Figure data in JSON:
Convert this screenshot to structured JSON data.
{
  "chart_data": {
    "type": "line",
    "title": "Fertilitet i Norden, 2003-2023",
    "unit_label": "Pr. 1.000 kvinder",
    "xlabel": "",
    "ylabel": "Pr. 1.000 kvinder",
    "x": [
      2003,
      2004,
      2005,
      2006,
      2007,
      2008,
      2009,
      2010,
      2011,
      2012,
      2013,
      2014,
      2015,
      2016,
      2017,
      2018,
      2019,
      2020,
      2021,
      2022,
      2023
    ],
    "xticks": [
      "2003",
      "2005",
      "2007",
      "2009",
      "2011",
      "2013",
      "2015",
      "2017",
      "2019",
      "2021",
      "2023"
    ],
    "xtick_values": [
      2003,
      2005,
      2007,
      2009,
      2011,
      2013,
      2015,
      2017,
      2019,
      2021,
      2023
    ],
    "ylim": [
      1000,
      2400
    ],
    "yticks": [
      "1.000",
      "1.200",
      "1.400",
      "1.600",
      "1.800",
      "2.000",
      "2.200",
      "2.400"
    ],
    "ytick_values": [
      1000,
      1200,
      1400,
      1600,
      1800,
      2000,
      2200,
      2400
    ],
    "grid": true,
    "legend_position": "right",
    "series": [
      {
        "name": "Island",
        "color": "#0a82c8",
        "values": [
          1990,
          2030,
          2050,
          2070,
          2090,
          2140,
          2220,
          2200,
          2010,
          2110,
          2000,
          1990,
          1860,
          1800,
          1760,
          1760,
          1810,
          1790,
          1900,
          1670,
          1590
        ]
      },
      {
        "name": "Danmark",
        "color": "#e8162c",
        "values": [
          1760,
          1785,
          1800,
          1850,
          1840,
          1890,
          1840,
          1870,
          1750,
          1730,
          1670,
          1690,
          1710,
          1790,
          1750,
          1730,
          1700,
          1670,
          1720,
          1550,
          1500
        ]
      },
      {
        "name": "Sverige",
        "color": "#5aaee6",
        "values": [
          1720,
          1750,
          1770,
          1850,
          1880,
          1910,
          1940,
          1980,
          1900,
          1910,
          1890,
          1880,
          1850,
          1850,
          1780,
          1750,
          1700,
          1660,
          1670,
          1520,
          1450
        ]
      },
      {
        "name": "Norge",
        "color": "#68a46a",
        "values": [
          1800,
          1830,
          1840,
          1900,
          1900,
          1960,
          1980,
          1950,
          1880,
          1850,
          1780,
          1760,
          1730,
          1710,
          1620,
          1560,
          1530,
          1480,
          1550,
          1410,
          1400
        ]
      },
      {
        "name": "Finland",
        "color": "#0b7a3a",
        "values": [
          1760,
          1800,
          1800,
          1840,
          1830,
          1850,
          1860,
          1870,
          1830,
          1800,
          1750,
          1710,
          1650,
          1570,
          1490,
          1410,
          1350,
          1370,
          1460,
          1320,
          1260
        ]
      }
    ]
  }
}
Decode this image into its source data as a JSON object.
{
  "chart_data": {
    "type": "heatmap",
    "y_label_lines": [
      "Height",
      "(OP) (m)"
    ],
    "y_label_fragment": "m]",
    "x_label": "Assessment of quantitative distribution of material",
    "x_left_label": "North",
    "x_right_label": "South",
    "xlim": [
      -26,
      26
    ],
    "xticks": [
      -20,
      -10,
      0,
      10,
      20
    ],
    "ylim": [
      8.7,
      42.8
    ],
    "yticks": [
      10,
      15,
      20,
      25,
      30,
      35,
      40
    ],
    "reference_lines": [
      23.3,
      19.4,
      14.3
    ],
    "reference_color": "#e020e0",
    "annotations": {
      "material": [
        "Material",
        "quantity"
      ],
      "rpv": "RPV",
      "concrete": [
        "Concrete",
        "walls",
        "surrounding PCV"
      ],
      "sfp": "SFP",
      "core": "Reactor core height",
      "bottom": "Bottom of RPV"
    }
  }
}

What is needed:
Your task is to return the full listing exactly as it was given.

Result:
Convert this screenshot to structured JSON data.
{
  "chart_data": {
    "type": "line",
    "title": "Fertilitet i Norden, 2003-2023",
    "unit_label": "Pr. 1.000 kvinder",
    "xlabel": "",
    "ylabel": "Pr. 1.000 kvinder",
    "x": [
      2003,
      2004,
      2005,
      2006,
      2007,
      2008,
      2009,
      2010,
      2011,
      2012,
      2013,
      2014,
      2015,
      2016,
      2017,
      2018,
      2019,
      2020,
      2021,
      2022,
      2023
    ],
    "xticks": [
      "2003",
      "2005",
      "2007",
      "2009",
      "2011",
      "2013",
      "2015",
      "2017",
      "2019",
      "2021",
      "2023"
    ],
    "xtick_values": [
      2003,
      2005,
      2007,
      2009,
      2011,
      2013,
      2015,
      2017,
      2019,
      2021,
      2023
    ],
    "ylim": [
      1000,
      2400
    ],
    "yticks": [
      "1.000",
      "1.200",
      "1.400",
      "1.600",
      "1.800",
      "2.000",
      "2.200",
      "2.400"
    ],
    "ytick_values": [
      1000,
      1200,
      1400,
      1600,
      1800,
      2000,
      2200,
      2400
    ],
    "grid": true,
    "legend_position": "right",
    "series": [
      {
        "name": "Island",
        "color": "#0a82c8",
        "values": [
          1990,
          2030,
          2050,
          2070,
          2090,
          2140,
          2220,
          2200,
          2010,
          2110,
          2000,
          1990,
          1860,
          1800,
          1760,
          1760,
          1810,
          1790,
          1900,
          1670,
          1590
        ]
      },
      {
        "name": "Danmark",
        "color": "#e8162c",
        "values": [
          1760,
          1785,
          1800,
          1850,
          1840,
          1890,
          1840,
          1870,
          1750,
          1730,
          1670,
          1690,
          1710,
          1790,
          1750,
          1730,
          1700,
          1670,
          1720,
          1550,
          1500
        ]
      },
      {
        "name": "Sverige",
        "color": "#5aaee6",
        "values": [
          1720,
          1750,
          1770,
          1850,
          1880,
          1910,
          1940,
          1980,
          1900,
          1910,
          1890,
          1880,
          1850,
          1850,
          1780,
          1750,
          1700,
          1660,
          1670,
          1520,
          1450
        ]
      },
      {
        "name": "Norge",
        "color": "#68a46a",
        "values": [
          1800,
          1830,
          1840,
          1900,
          1900,
          1960,
          1980,
          1950,
          1880,
          1850,
          1780,
          1760,
          1730,
          1710,
          1620,
          1560,
          1530,
          1480,
          1550,
          1410,
          1400
        ]
      },
      {
        "name": "Finland",
        "color": "#0b7a3a",
        "values": [
          1760,
          1800,
          1800,
          1840,
          1830,
          1850,
          1860,
          1870,
          1830,
          1800,
          1750,
          1710,
          1650,
          1570,
          1490,
          1410,
          1350,
          1370,
          1460,
          1320,
          1260
        ]
      }
    ]
  }
}
Decode this image into its source data as a JSON object.
{
  "chart_data": {
    "type": "heatmap",
    "y_label_lines": [
      "Height",
      "(OP) (m)"
    ],
    "y_label_fragment": "m]",
    "x_label": "Assessment of quantitative distribution of material",
    "x_left_label": "North",
    "x_right_label": "South",
    "xlim": [
      -26,
      26
    ],
    "xticks": [
      -20,
      -10,
      0,
      10,
      20
    ],
    "ylim": [
      8.7,
      42.8
    ],
    "yticks": [
      10,
      15,
      20,
      25,
      30,
      35,
      40
    ],
    "reference_lines": [
      23.3,
      19.4,
      14.3
    ],
    "reference_color": "#e020e0",
    "annotations": {
      "material": [
        "Material",
        "quantity"
      ],
      "rpv": "RPV",
      "concrete": [
        "Concrete",
        "walls",
        "surrounding PCV"
      ],
      "sfp": "SFP",
      "core": "Reactor core height",
      "bottom": "Bottom of RPV"
    }
  }
}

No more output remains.